THE PROBLEM:
Down to the last line, print the entries below exactly, and keep every picture out of the copy.

(Records from a data source)
== Segment start ==

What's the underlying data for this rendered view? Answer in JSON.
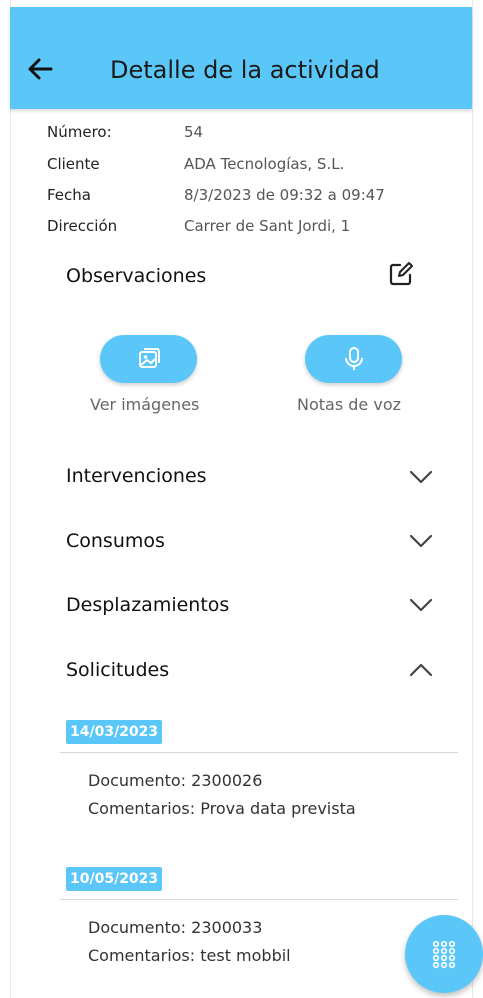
{
  "header": {
    "title": "Detalle de la actividad"
  },
  "info": [
    {
      "label": "Número:",
      "value": "54"
    },
    {
      "label": "Cliente",
      "value": "ADA Tecnologías, S.L."
    },
    {
      "label": "Fecha",
      "value": "8/3/2023 de 09:32 a 09:47"
    },
    {
      "label": "Dirección",
      "value": "Carrer de Sant Jordi, 1"
    }
  ],
  "observations": {
    "title": "Observaciones"
  },
  "actions": {
    "images_label": "Ver imágenes",
    "voice_label": "Notas de voz"
  },
  "sections": {
    "interventions": "Intervenciones",
    "consumptions": "Consumos",
    "trips": "Desplazamientos",
    "requests": "Solicitudes"
  },
  "requests": [
    {
      "date": "14/03/2023",
      "document": "Documento: 2300026",
      "comments": "Comentarios: Prova data prevista"
    },
    {
      "date": "10/05/2023",
      "document": "Documento: 2300033",
      "comments": "Comentarios: test mobbil"
    }
  ],
  "colors": {
    "primary": "#5bc7f8"
  },
  "icons": {
    "back": "arrow-left-icon",
    "edit": "edit-icon",
    "images": "image-icon",
    "voice": "microphone-icon",
    "expand": "chevron-down-icon",
    "collapse": "chevron-up-icon",
    "fab": "grid-dots-icon"
  }
}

== Segment end ==

ANSWER FOR THIS EXERCISE:
What's the underlying data for this rendered view? Answer in JSON.
{
  "header": {
    "title": "Detalle de la actividad"
  },
  "info": [
    {
      "label": "Número:",
      "value": "54"
    },
    {
      "label": "Cliente",
      "value": "ADA Tecnologías, S.L."
    },
    {
      "label": "Fecha",
      "value": "8/3/2023 de 09:32 a 09:47"
    },
    {
      "label": "Dirección",
      "value": "Carrer de Sant Jordi, 1"
    }
  ],
  "observations": {
    "title": "Observaciones"
  },
  "actions": {
    "images_label": "Ver imágenes",
    "voice_label": "Notas de voz"
  },
  "sections": {
    "interventions": "Intervenciones",
    "consumptions": "Consumos",
    "trips": "Desplazamientos",
    "requests": "Solicitudes"
  },
  "requests": [
    {
      "date": "14/03/2023",
      "document": "Documento: 2300026",
      "comments": "Comentarios: Prova data prevista"
    },
    {
      "date": "10/05/2023",
      "document": "Documento: 2300033",
      "comments": "Comentarios: test mobbil"
    }
  ],
  "colors": {
    "primary": "#5bc7f8"
  },
  "icons": {
    "back": "arrow-left-icon",
    "edit": "edit-icon",
    "images": "image-icon",
    "voice": "microphone-icon",
    "expand": "chevron-down-icon",
    "collapse": "chevron-up-icon",
    "fab": "grid-dots-icon"
  }
}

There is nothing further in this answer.